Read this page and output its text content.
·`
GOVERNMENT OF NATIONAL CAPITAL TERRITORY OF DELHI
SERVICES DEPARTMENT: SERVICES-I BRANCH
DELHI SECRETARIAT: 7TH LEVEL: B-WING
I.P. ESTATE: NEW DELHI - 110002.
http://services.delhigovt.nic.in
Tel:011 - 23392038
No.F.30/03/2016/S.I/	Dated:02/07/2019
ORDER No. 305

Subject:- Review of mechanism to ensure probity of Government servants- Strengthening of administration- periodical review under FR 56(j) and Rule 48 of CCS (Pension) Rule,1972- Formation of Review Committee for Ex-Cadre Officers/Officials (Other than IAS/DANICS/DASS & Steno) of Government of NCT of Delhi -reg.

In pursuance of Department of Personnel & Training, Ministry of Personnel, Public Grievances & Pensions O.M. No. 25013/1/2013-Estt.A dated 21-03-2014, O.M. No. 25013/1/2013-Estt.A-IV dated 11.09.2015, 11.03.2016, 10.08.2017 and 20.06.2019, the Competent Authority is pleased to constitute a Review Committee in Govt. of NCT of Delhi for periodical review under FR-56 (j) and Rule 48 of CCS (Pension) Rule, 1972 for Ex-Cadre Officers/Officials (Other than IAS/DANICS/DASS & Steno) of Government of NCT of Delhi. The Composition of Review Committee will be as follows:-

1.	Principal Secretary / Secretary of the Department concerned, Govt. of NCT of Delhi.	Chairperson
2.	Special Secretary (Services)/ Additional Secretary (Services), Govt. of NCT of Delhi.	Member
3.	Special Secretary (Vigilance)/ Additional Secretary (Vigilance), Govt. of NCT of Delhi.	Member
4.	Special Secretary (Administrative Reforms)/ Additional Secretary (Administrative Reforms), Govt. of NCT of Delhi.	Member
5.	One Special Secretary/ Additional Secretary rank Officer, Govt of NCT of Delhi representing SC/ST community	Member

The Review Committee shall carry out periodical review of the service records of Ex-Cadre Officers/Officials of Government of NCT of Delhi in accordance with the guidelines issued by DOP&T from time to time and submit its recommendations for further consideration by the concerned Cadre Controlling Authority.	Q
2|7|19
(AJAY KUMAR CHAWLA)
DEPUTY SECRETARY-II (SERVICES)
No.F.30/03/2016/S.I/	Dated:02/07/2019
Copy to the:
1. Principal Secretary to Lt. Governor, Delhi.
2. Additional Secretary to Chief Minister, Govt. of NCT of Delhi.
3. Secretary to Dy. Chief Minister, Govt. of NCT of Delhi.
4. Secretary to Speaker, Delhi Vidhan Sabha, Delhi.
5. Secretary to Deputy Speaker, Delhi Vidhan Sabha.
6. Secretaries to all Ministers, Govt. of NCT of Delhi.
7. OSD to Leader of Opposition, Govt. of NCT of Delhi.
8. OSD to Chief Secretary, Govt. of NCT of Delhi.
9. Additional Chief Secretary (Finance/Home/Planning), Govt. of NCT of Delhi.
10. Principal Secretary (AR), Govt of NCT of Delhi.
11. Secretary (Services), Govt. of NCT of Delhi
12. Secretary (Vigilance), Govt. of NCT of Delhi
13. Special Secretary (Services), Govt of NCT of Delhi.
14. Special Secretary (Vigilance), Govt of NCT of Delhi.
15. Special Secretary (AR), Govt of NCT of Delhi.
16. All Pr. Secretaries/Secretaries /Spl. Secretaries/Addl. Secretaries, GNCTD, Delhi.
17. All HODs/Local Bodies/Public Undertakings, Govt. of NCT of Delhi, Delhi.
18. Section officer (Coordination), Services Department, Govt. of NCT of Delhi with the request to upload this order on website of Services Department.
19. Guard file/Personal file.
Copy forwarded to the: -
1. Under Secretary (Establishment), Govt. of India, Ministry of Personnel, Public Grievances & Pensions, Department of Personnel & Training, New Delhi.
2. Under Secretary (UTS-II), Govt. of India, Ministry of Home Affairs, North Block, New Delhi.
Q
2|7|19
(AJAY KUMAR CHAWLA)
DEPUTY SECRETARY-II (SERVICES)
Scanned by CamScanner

=-=-=-=-=

* What this task involves *
Quote the material exactly, leaving nothing out.

* Result of this task *
Read this page and output its text content.
·`
GOVERNMENT OF NATIONAL CAPITAL TERRITORY OF DELHI
SERVICES DEPARTMENT: SERVICES-I BRANCH
DELHI SECRETARIAT: 7TH LEVEL: B-WING
I.P. ESTATE: NEW DELHI - 110002.
http://services.delhigovt.nic.in
Tel:011 - 23392038
No.F.30/03/2016/S.I/	Dated:02/07/2019
ORDER No. 305

Subject:- Review of mechanism to ensure probity of Government servants- Strengthening of administration- periodical review under FR 56(j) and Rule 48 of CCS (Pension) Rule,1972- Formation of Review Committee for Ex-Cadre Officers/Officials (Other than IAS/DANICS/DASS & Steno) of Government of NCT of Delhi -reg.

In pursuance of Department of Personnel & Training, Ministry of Personnel, Public Grievances & Pensions O.M. No. 25013/1/2013-Estt.A dated 21-03-2014, O.M. No. 25013/1/2013-Estt.A-IV dated 11.09.2015, 11.03.2016, 10.08.2017 and 20.06.2019, the Competent Authority is pleased to constitute a Review Committee in Govt. of NCT of Delhi for periodical review under FR-56 (j) and Rule 48 of CCS (Pension) Rule, 1972 for Ex-Cadre Officers/Officials (Other than IAS/DANICS/DASS & Steno) of Government of NCT of Delhi. The Composition of Review Committee will be as follows:-

1.	Principal Secretary / Secretary of the Department concerned, Govt. of NCT of Delhi.	Chairperson
2.	Special Secretary (Services)/ Additional Secretary (Services), Govt. of NCT of Delhi.	Member
3.	Special Secretary (Vigilance)/ Additional Secretary (Vigilance), Govt. of NCT of Delhi.	Member
4.	Special Secretary (Administrative Reforms)/ Additional Secretary (Administrative Reforms), Govt. of NCT of Delhi.	Member
5.	One Special Secretary/ Additional Secretary rank Officer, Govt of NCT of Delhi representing SC/ST community	Member

The Review Committee shall carry out periodical review of the service records of Ex-Cadre Officers/Officials of Government of NCT of Delhi in accordance with the guidelines issued by DOP&T from time to time and submit its recommendations for further consideration by the concerned Cadre Controlling Authority.	Q
2|7|19
(AJAY KUMAR CHAWLA)
DEPUTY SECRETARY-II (SERVICES)
No.F.30/03/2016/S.I/	Dated:02/07/2019
Copy to the:
1. Principal Secretary to Lt. Governor, Delhi.
2. Additional Secretary to Chief Minister, Govt. of NCT of Delhi.
3. Secretary to Dy. Chief Minister, Govt. of NCT of Delhi.
4. Secretary to Speaker, Delhi Vidhan Sabha, Delhi.
5. Secretary to Deputy Speaker, Delhi Vidhan Sabha.
6. Secretaries to all Ministers, Govt. of NCT of Delhi.
7. OSD to Leader of Opposition, Govt. of NCT of Delhi.
8. OSD to Chief Secretary, Govt. of NCT of Delhi.
9. Additional Chief Secretary (Finance/Home/Planning), Govt. of NCT of Delhi.
10. Principal Secretary (AR), Govt of NCT of Delhi.
11. Secretary (Services), Govt. of NCT of Delhi
12. Secretary (Vigilance), Govt. of NCT of Delhi
13. Special Secretary (Services), Govt of NCT of Delhi.
14. Special Secretary (Vigilance), Govt of NCT of Delhi.
15. Special Secretary (AR), Govt of NCT of Delhi.
16. All Pr. Secretaries/Secretaries /Spl. Secretaries/Addl. Secretaries, GNCTD, Delhi.
17. All HODs/Local Bodies/Public Undertakings, Govt. of NCT of Delhi, Delhi.
18. Section officer (Coordination), Services Department, Govt. of NCT of Delhi with the request to upload this order on website of Services Department.
19. Guard file/Personal file.
Copy forwarded to the: -
1. Under Secretary (Establishment), Govt. of India, Ministry of Personnel, Public Grievances & Pensions, Department of Personnel & Training, New Delhi.
2. Under Secretary (UTS-II), Govt. of India, Ministry of Home Affairs, North Block, New Delhi.
Q
2|7|19
(AJAY KUMAR CHAWLA)
DEPUTY SECRETARY-II (SERVICES)
Scanned by CamScanner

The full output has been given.